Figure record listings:
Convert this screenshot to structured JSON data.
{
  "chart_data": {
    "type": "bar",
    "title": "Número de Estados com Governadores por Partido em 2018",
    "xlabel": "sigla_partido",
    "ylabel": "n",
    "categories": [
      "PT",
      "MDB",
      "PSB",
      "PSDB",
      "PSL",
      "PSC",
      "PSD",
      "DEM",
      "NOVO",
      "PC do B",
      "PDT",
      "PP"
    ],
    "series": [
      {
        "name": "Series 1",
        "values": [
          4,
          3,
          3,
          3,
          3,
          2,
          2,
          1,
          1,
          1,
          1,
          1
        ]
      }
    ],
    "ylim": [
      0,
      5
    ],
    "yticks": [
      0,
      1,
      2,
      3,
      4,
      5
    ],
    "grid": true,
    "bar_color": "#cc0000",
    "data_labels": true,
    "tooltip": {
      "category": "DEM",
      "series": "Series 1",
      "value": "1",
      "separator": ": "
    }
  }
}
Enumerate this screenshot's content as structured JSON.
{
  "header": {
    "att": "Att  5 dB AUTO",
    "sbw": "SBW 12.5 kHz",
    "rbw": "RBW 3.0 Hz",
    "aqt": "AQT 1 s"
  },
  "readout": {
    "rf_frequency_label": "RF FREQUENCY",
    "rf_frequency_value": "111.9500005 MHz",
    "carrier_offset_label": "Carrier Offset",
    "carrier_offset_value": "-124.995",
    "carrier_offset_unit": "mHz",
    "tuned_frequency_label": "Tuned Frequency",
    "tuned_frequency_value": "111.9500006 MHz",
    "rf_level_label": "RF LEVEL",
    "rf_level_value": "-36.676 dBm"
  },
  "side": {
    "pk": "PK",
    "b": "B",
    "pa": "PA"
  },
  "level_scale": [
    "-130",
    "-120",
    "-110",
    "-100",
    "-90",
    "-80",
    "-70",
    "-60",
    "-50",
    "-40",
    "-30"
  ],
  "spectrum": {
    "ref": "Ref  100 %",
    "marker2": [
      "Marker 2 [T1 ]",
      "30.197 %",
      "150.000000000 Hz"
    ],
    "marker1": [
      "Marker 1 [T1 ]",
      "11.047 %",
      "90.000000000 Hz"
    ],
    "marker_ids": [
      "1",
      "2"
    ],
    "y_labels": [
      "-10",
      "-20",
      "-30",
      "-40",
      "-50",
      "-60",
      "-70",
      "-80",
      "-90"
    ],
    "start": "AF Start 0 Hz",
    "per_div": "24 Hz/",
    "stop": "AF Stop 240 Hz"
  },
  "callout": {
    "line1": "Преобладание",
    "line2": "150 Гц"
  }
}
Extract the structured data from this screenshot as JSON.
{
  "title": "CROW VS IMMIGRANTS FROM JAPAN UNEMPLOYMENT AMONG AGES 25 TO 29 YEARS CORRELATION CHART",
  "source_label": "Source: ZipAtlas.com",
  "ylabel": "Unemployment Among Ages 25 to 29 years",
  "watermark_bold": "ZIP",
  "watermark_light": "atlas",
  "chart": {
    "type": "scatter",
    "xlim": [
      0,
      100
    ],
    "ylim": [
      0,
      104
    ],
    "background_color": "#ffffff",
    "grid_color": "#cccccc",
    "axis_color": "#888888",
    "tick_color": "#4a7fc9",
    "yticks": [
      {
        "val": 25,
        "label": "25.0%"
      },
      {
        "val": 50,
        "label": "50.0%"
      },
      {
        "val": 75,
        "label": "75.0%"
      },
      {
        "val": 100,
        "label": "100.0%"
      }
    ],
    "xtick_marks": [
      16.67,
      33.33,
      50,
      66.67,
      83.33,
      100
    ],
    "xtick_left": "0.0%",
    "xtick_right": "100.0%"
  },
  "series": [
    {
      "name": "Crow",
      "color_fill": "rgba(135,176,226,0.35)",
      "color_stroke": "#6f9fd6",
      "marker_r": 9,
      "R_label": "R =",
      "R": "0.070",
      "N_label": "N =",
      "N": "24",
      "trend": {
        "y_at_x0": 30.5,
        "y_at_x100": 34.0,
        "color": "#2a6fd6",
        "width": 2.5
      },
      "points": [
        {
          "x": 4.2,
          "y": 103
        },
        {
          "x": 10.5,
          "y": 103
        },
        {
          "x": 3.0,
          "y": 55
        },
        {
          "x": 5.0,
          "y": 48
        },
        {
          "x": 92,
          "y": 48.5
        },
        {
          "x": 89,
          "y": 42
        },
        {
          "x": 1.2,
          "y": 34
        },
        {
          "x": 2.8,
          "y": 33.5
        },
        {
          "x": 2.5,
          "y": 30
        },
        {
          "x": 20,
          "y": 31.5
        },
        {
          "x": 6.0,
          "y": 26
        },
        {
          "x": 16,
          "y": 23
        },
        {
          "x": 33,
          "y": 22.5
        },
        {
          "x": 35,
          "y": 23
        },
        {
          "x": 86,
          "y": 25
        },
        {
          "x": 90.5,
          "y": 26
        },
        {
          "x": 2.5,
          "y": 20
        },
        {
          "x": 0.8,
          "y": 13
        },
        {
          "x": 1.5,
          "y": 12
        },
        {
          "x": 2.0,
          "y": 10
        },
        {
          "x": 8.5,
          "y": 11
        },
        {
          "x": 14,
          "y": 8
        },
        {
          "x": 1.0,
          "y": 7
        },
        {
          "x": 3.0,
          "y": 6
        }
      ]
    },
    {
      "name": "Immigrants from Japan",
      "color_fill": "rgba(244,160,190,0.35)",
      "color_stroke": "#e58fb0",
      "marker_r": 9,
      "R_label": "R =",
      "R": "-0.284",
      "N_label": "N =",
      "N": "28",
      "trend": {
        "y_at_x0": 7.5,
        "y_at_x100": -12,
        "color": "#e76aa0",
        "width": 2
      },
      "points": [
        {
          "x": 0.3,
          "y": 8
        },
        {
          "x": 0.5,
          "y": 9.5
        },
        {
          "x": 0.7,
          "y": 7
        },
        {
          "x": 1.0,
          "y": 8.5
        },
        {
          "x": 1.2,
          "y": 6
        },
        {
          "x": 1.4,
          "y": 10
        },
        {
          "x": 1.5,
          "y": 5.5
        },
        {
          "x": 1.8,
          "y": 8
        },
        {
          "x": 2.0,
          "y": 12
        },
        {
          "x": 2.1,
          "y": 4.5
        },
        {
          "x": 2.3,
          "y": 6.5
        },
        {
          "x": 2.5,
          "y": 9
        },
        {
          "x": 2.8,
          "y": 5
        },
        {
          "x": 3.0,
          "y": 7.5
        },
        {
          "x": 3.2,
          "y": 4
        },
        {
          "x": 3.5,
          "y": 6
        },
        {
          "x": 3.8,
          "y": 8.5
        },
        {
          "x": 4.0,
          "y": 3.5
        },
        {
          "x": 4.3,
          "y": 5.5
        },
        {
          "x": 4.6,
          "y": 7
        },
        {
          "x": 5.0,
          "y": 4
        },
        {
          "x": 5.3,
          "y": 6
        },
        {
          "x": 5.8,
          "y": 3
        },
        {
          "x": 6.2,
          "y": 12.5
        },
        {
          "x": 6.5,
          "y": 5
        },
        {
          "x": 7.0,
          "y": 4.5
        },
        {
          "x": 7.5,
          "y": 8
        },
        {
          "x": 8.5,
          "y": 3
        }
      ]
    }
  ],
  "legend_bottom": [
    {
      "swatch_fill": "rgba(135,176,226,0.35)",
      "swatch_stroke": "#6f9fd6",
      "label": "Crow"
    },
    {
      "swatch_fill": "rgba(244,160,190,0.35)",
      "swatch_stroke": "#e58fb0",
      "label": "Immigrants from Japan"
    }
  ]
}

**What you need to do:** Write the entire listing out again, word for word.

**Exercise output:**
Convert this screenshot to structured JSON data.
{
  "chart_data": {
    "type": "bar",
    "title": "Número de Estados com Governadores por Partido em 2018",
    "xlabel": "sigla_partido",
    "ylabel": "n",
    "categories": [
      "PT",
      "MDB",
      "PSB",
      "PSDB",
      "PSL",
      "PSC",
      "PSD",
      "DEM",
      "NOVO",
      "PC do B",
      "PDT",
      "PP"
    ],
    "series": [
      {
        "name": "Series 1",
        "values": [
          4,
          3,
          3,
          3,
          3,
          2,
          2,
          1,
          1,
          1,
          1,
          1
        ]
      }
    ],
    "ylim": [
      0,
      5
    ],
    "yticks": [
      0,
      1,
      2,
      3,
      4,
      5
    ],
    "grid": true,
    "bar_color": "#cc0000",
    "data_labels": true,
    "tooltip": {
      "category": "DEM",
      "series": "Series 1",
      "value": "1",
      "separator": ": "
    }
  }
}
Enumerate this screenshot's content as structured JSON.
{
  "header": {
    "att": "Att  5 dB AUTO",
    "sbw": "SBW 12.5 kHz",
    "rbw": "RBW 3.0 Hz",
    "aqt": "AQT 1 s"
  },
  "readout": {
    "rf_frequency_label": "RF FREQUENCY",
    "rf_frequency_value": "111.9500005 MHz",
    "carrier_offset_label": "Carrier Offset",
    "carrier_offset_value": "-124.995",
    "carrier_offset_unit": "mHz",
    "tuned_frequency_label": "Tuned Frequency",
    "tuned_frequency_value": "111.9500006 MHz",
    "rf_level_label": "RF LEVEL",
    "rf_level_value": "-36.676 dBm"
  },
  "side": {
    "pk": "PK",
    "b": "B",
    "pa": "PA"
  },
  "level_scale": [
    "-130",
    "-120",
    "-110",
    "-100",
    "-90",
    "-80",
    "-70",
    "-60",
    "-50",
    "-40",
    "-30"
  ],
  "spectrum": {
    "ref": "Ref  100 %",
    "marker2": [
      "Marker 2 [T1 ]",
      "30.197 %",
      "150.000000000 Hz"
    ],
    "marker1": [
      "Marker 1 [T1 ]",
      "11.047 %",
      "90.000000000 Hz"
    ],
    "marker_ids": [
      "1",
      "2"
    ],
    "y_labels": [
      "-10",
      "-20",
      "-30",
      "-40",
      "-50",
      "-60",
      "-70",
      "-80",
      "-90"
    ],
    "start": "AF Start 0 Hz",
    "per_div": "24 Hz/",
    "stop": "AF Stop 240 Hz"
  },
  "callout": {
    "line1": "Преобладание",
    "line2": "150 Гц"
  }
}
Extract the structured data from this screenshot as JSON.
{
  "title": "CROW VS IMMIGRANTS FROM JAPAN UNEMPLOYMENT AMONG AGES 25 TO 29 YEARS CORRELATION CHART",
  "source_label": "Source: ZipAtlas.com",
  "ylabel": "Unemployment Among Ages 25 to 29 years",
  "watermark_bold": "ZIP",
  "watermark_light": "atlas",
  "chart": {
    "type": "scatter",
    "xlim": [
      0,
      100
    ],
    "ylim": [
      0,
      104
    ],
    "background_color": "#ffffff",
    "grid_color": "#cccccc",
    "axis_color": "#888888",
    "tick_color": "#4a7fc9",
    "yticks": [
      {
        "val": 25,
        "label": "25.0%"
      },
      {
        "val": 50,
        "label": "50.0%"
      },
      {
        "val": 75,
        "label": "75.0%"
      },
      {
        "val": 100,
        "label": "100.0%"
      }
    ],
    "xtick_marks": [
      16.67,
      33.33,
      50,
      66.67,
      83.33,
      100
    ],
    "xtick_left": "0.0%",
    "xtick_right": "100.0%"
  },
  "series": [
    {
      "name": "Crow",
      "color_fill": "rgba(135,176,226,0.35)",
      "color_stroke": "#6f9fd6",
      "marker_r": 9,
      "R_label": "R =",
      "R": "0.070",
      "N_label": "N =",
      "N": "24",
      "trend": {
        "y_at_x0": 30.5,
        "y_at_x100": 34.0,
        "color": "#2a6fd6",
        "width": 2.5
      },
      "points": [
        {
          "x": 4.2,
          "y": 103
        },
        {
          "x": 10.5,
          "y": 103
        },
        {
          "x": 3.0,
          "y": 55
        },
        {
          "x": 5.0,
          "y": 48
        },
        {
          "x": 92,
          "y": 48.5
        },
        {
          "x": 89,
          "y": 42
        },
        {
          "x": 1.2,
          "y": 34
        },
        {
          "x": 2.8,
          "y": 33.5
        },
        {
          "x": 2.5,
          "y": 30
        },
        {
          "x": 20,
          "y": 31.5
        },
        {
          "x": 6.0,
          "y": 26
        },
        {
          "x": 16,
          "y": 23
        },
        {
          "x": 33,
          "y": 22.5
        },
        {
          "x": 35,
          "y": 23
        },
        {
          "x": 86,
          "y": 25
        },
        {
          "x": 90.5,
          "y": 26
        },
        {
          "x": 2.5,
          "y": 20
        },
        {
          "x": 0.8,
          "y": 13
        },
        {
          "x": 1.5,
          "y": 12
        },
        {
          "x": 2.0,
          "y": 10
        },
        {
          "x": 8.5,
          "y": 11
        },
        {
          "x": 14,
          "y": 8
        },
        {
          "x": 1.0,
          "y": 7
        },
        {
          "x": 3.0,
          "y": 6
        }
      ]
    },
    {
      "name": "Immigrants from Japan",
      "color_fill": "rgba(244,160,190,0.35)",
      "color_stroke": "#e58fb0",
      "marker_r": 9,
      "R_label": "R =",
      "R": "-0.284",
      "N_label": "N =",
      "N": "28",
      "trend": {
        "y_at_x0": 7.5,
        "y_at_x100": -12,
        "color": "#e76aa0",
        "width": 2
      },
      "points": [
        {
          "x": 0.3,
          "y": 8
        },
        {
          "x": 0.5,
          "y": 9.5
        },
        {
          "x": 0.7,
          "y": 7
        },
        {
          "x": 1.0,
          "y": 8.5
        },
        {
          "x": 1.2,
          "y": 6
        },
        {
          "x": 1.4,
          "y": 10
        },
        {
          "x": 1.5,
          "y": 5.5
        },
        {
          "x": 1.8,
          "y": 8
        },
        {
          "x": 2.0,
          "y": 12
        },
        {
          "x": 2.1,
          "y": 4.5
        },
        {
          "x": 2.3,
          "y": 6.5
        },
        {
          "x": 2.5,
          "y": 9
        },
        {
          "x": 2.8,
          "y": 5
        },
        {
          "x": 3.0,
          "y": 7.5
        },
        {
          "x": 3.2,
          "y": 4
        },
        {
          "x": 3.5,
          "y": 6
        },
        {
          "x": 3.8,
          "y": 8.5
        },
        {
          "x": 4.0,
          "y": 3.5
        },
        {
          "x": 4.3,
          "y": 5.5
        },
        {
          "x": 4.6,
          "y": 7
        },
        {
          "x": 5.0,
          "y": 4
        },
        {
          "x": 5.3,
          "y": 6
        },
        {
          "x": 5.8,
          "y": 3
        },
        {
          "x": 6.2,
          "y": 12.5
        },
        {
          "x": 6.5,
          "y": 5
        },
        {
          "x": 7.0,
          "y": 4.5
        },
        {
          "x": 7.5,
          "y": 8
        },
        {
          "x": 8.5,
          "y": 3
        }
      ]
    }
  ],
  "legend_bottom": [
    {
      "swatch_fill": "rgba(135,176,226,0.35)",
      "swatch_stroke": "#6f9fd6",
      "label": "Crow"
    },
    {
      "swatch_fill": "rgba(244,160,190,0.35)",
      "swatch_stroke": "#e58fb0",
      "label": "Immigrants from Japan"
    }
  ]
}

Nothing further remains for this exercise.